# Given request:
Look through the material and copy each line holding "title".

# Given entries:
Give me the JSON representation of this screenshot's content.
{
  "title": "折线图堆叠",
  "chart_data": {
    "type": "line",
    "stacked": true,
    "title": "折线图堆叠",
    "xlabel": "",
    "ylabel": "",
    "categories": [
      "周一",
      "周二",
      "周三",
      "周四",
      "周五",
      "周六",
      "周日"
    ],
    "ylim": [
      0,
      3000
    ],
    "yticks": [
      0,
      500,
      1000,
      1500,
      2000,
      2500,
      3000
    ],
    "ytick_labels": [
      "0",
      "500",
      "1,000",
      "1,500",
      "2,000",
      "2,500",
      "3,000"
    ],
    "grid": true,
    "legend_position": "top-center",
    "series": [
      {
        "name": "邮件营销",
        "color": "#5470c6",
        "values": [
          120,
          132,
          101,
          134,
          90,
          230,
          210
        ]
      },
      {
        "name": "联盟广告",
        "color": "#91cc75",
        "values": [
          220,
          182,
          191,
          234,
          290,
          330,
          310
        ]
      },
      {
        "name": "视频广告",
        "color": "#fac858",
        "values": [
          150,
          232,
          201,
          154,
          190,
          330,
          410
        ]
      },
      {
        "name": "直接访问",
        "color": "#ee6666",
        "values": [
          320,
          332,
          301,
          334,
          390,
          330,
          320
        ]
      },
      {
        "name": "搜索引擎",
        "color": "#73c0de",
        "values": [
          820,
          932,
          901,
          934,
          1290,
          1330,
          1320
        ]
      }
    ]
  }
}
---
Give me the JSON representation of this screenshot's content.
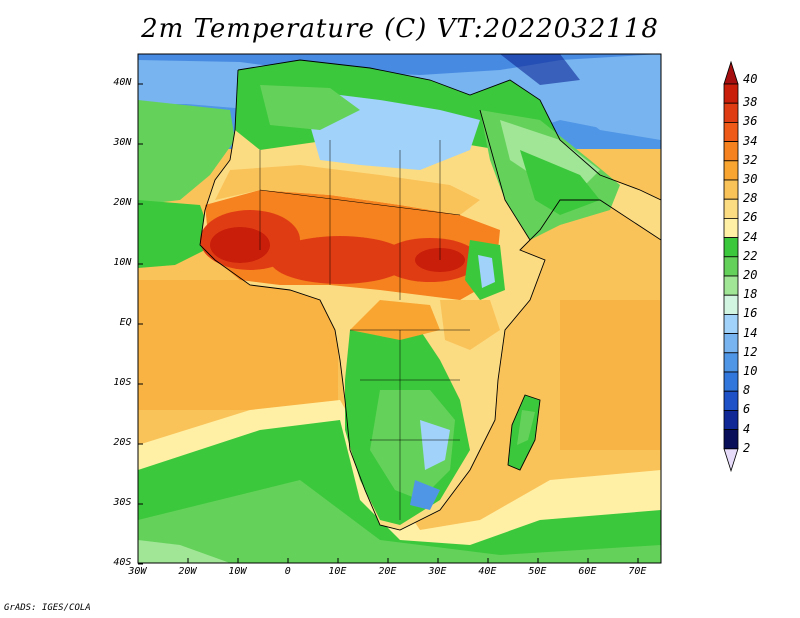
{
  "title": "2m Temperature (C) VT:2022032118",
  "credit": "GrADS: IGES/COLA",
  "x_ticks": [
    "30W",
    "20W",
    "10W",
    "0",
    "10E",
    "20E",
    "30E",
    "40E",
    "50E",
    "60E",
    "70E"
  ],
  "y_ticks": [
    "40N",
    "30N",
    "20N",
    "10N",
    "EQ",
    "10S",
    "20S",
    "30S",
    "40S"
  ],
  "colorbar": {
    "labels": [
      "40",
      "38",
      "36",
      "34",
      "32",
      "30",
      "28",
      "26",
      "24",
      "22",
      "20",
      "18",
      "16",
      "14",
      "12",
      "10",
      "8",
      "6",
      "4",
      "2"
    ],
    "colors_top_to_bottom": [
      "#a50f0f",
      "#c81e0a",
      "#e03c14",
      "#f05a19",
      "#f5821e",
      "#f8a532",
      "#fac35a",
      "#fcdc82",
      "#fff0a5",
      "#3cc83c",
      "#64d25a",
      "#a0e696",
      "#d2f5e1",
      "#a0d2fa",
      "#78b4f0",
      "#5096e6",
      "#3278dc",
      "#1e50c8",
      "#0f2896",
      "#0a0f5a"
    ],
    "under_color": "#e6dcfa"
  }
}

# Output below:
  "title": "折线图堆叠",
    "title": "折线图堆叠",
  "title": "2m Temperature (C) VT:2022032118",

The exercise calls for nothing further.